* Begin *

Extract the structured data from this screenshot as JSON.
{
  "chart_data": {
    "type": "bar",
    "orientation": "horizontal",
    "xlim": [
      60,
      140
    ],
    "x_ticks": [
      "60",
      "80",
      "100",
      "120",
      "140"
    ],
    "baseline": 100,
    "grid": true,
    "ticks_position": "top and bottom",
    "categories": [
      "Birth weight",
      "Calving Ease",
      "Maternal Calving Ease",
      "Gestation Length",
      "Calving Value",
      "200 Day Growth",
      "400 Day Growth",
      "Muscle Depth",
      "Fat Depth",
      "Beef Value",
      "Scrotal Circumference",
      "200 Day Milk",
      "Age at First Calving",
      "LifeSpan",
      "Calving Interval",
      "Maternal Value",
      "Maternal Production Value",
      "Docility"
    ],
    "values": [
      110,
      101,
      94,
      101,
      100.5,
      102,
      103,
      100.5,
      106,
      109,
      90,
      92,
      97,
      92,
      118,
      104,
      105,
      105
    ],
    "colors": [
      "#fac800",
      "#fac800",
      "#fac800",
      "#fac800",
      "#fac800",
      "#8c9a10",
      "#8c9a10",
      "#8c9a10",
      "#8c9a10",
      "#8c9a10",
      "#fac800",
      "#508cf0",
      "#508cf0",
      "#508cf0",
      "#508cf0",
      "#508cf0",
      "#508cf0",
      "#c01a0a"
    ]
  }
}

* End *

### WORK REQUIRED
Copy the records above exactly.

### SOLVED EXERCISE
Extract the structured data from this screenshot as JSON.
{
  "chart_data": {
    "type": "bar",
    "orientation": "horizontal",
    "xlim": [
      60,
      140
    ],
    "x_ticks": [
      "60",
      "80",
      "100",
      "120",
      "140"
    ],
    "baseline": 100,
    "grid": true,
    "ticks_position": "top and bottom",
    "categories": [
      "Birth weight",
      "Calving Ease",
      "Maternal Calving Ease",
      "Gestation Length",
      "Calving Value",
      "200 Day Growth",
      "400 Day Growth",
      "Muscle Depth",
      "Fat Depth",
      "Beef Value",
      "Scrotal Circumference",
      "200 Day Milk",
      "Age at First Calving",
      "LifeSpan",
      "Calving Interval",
      "Maternal Value",
      "Maternal Production Value",
      "Docility"
    ],
    "values": [
      110,
      101,
      94,
      101,
      100.5,
      102,
      103,
      100.5,
      106,
      109,
      90,
      92,
      97,
      92,
      118,
      104,
      105,
      105
    ],
    "colors": [
      "#fac800",
      "#fac800",
      "#fac800",
      "#fac800",
      "#fac800",
      "#8c9a10",
      "#8c9a10",
      "#8c9a10",
      "#8c9a10",
      "#8c9a10",
      "#fac800",
      "#508cf0",
      "#508cf0",
      "#508cf0",
      "#508cf0",
      "#508cf0",
      "#508cf0",
      "#c01a0a"
    ]
  }
}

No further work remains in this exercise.